▶ _TO BE DONE_
Quote the records below in full, exactly as given, with the images taken out.

++++ MATERIAL TO PROCESS ++++

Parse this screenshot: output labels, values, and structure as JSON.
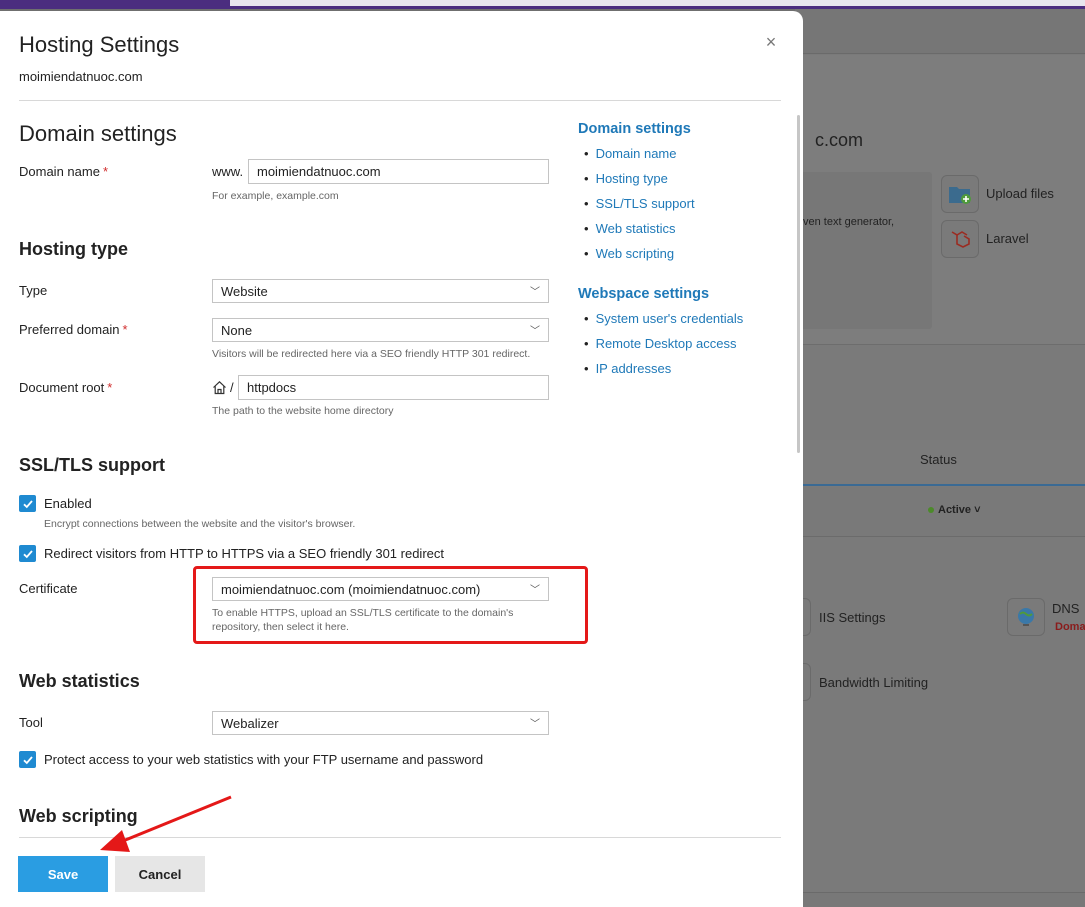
{
  "background": {
    "title": "c.com",
    "description": "ven text generator,",
    "links": [
      "Upload files",
      "Laravel"
    ],
    "table_header": "Status",
    "status": "Active",
    "tools": [
      "IIS Settings",
      "DNS",
      "Bandwidth Limiting"
    ],
    "dns_sub": "Doma"
  },
  "modal": {
    "title": "Hosting Settings",
    "subtitle": "moimiendatnuoc.com",
    "close_icon": "close-icon"
  },
  "domain_settings": {
    "heading": "Domain settings",
    "domain_name_label": "Domain name",
    "www_prefix": "www.",
    "domain_value": "moimiendatnuoc.com",
    "domain_hint": "For example, example.com"
  },
  "hosting_type": {
    "heading": "Hosting type",
    "type_label": "Type",
    "type_value": "Website",
    "preferred_label": "Preferred domain",
    "preferred_value": "None",
    "preferred_hint": "Visitors will be redirected here via a SEO friendly HTTP 301 redirect.",
    "docroot_label": "Document root",
    "docroot_sep": "/",
    "docroot_value": "httpdocs",
    "docroot_hint": "The path to the website home directory"
  },
  "ssl": {
    "heading": "SSL/TLS support",
    "enabled_label": "Enabled",
    "enabled_checked": true,
    "enabled_hint": "Encrypt connections between the website and the visitor's browser.",
    "redirect_label": "Redirect visitors from HTTP to HTTPS via a SEO friendly 301 redirect",
    "redirect_checked": true,
    "certificate_label": "Certificate",
    "certificate_value": "moimiendatnuoc.com (moimiendatnuoc.com)",
    "certificate_hint_1": "To enable HTTPS, upload an SSL/TLS certificate to the domain's",
    "certificate_hint_2": "repository, then select it here."
  },
  "web_statistics": {
    "heading": "Web statistics",
    "tool_label": "Tool",
    "tool_value": "Webalizer",
    "protect_label": "Protect access to your web statistics with your FTP username and password",
    "protect_checked": true
  },
  "web_scripting": {
    "heading": "Web scripting"
  },
  "toc": {
    "domain_heading": "Domain settings",
    "domain_items": [
      "Domain name",
      "Hosting type",
      "SSL/TLS support",
      "Web statistics",
      "Web scripting"
    ],
    "webspace_heading": "Webspace settings",
    "webspace_items": [
      "System user's credentials",
      "Remote Desktop access",
      "IP addresses"
    ]
  },
  "buttons": {
    "save": "Save",
    "cancel": "Cancel"
  },
  "colors": {
    "accent": "#1f79b8",
    "primary_button": "#2a9de2",
    "highlight": "#e41818",
    "checkbox": "#1f8ad1"
  }
}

++++

▶ _RESULT OF THIS TASK_
Parse this screenshot: output labels, values, and structure as JSON.
{
  "background": {
    "title": "c.com",
    "description": "ven text generator,",
    "links": [
      "Upload files",
      "Laravel"
    ],
    "table_header": "Status",
    "status": "Active",
    "tools": [
      "IIS Settings",
      "DNS",
      "Bandwidth Limiting"
    ],
    "dns_sub": "Doma"
  },
  "modal": {
    "title": "Hosting Settings",
    "subtitle": "moimiendatnuoc.com",
    "close_icon": "close-icon"
  },
  "domain_settings": {
    "heading": "Domain settings",
    "domain_name_label": "Domain name",
    "www_prefix": "www.",
    "domain_value": "moimiendatnuoc.com",
    "domain_hint": "For example, example.com"
  },
  "hosting_type": {
    "heading": "Hosting type",
    "type_label": "Type",
    "type_value": "Website",
    "preferred_label": "Preferred domain",
    "preferred_value": "None",
    "preferred_hint": "Visitors will be redirected here via a SEO friendly HTTP 301 redirect.",
    "docroot_label": "Document root",
    "docroot_sep": "/",
    "docroot_value": "httpdocs",
    "docroot_hint": "The path to the website home directory"
  },
  "ssl": {
    "heading": "SSL/TLS support",
    "enabled_label": "Enabled",
    "enabled_checked": true,
    "enabled_hint": "Encrypt connections between the website and the visitor's browser.",
    "redirect_label": "Redirect visitors from HTTP to HTTPS via a SEO friendly 301 redirect",
    "redirect_checked": true,
    "certificate_label": "Certificate",
    "certificate_value": "moimiendatnuoc.com (moimiendatnuoc.com)",
    "certificate_hint_1": "To enable HTTPS, upload an SSL/TLS certificate to the domain's",
    "certificate_hint_2": "repository, then select it here."
  },
  "web_statistics": {
    "heading": "Web statistics",
    "tool_label": "Tool",
    "tool_value": "Webalizer",
    "protect_label": "Protect access to your web statistics with your FTP username and password",
    "protect_checked": true
  },
  "web_scripting": {
    "heading": "Web scripting"
  },
  "toc": {
    "domain_heading": "Domain settings",
    "domain_items": [
      "Domain name",
      "Hosting type",
      "SSL/TLS support",
      "Web statistics",
      "Web scripting"
    ],
    "webspace_heading": "Webspace settings",
    "webspace_items": [
      "System user's credentials",
      "Remote Desktop access",
      "IP addresses"
    ]
  },
  "buttons": {
    "save": "Save",
    "cancel": "Cancel"
  },
  "colors": {
    "accent": "#1f79b8",
    "primary_button": "#2a9de2",
    "highlight": "#e41818",
    "checkbox": "#1f8ad1"
  }
}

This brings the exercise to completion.